• Set task:
Every entry must be duplicated precisely as written.

[Stored data entries]
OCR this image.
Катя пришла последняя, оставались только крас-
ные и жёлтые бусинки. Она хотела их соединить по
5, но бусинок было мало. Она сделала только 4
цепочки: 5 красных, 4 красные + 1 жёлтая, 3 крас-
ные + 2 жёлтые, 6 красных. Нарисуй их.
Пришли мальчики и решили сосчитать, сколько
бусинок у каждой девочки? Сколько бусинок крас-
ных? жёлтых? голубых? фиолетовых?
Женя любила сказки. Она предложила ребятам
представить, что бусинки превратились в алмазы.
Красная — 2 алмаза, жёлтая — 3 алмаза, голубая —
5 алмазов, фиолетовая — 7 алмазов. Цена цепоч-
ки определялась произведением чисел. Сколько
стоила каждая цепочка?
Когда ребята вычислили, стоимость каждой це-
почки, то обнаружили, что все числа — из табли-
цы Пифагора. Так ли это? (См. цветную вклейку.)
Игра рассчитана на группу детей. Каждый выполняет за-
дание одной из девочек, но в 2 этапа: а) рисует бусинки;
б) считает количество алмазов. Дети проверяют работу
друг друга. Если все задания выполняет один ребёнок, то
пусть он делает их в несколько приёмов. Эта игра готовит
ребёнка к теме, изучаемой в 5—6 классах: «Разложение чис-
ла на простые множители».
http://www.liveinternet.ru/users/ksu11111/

• Solved problem:
OCR this image.
Катя пришла последняя, оставались только крас-
ные и жёлтые бусинки. Она хотела их соединить по
5, но бусинок было мало. Она сделала только 4
цепочки: 5 красных, 4 красные + 1 жёлтая, 3 крас-
ные + 2 жёлтые, 6 красных. Нарисуй их.
Пришли мальчики и решили сосчитать, сколько
бусинок у каждой девочки? Сколько бусинок крас-
ных? жёлтых? голубых? фиолетовых?
Женя любила сказки. Она предложила ребятам
представить, что бусинки превратились в алмазы.
Красная — 2 алмаза, жёлтая — 3 алмаза, голубая —
5 алмазов, фиолетовая — 7 алмазов. Цена цепоч-
ки определялась произведением чисел. Сколько
стоила каждая цепочка?
Когда ребята вычислили, стоимость каждой це-
почки, то обнаружили, что все числа — из табли-
цы Пифагора. Так ли это? (См. цветную вклейку.)
Игра рассчитана на группу детей. Каждый выполняет за-
дание одной из девочек, но в 2 этапа: а) рисует бусинки;
б) считает количество алмазов. Дети проверяют работу
друг друга. Если все задания выполняет один ребёнок, то
пусть он делает их в несколько приёмов. Эта игра готовит
ребёнка к теме, изучаемой в 5—6 классах: «Разложение чис-
ла на простые множители».
http://www.liveinternet.ru/users/ksu11111/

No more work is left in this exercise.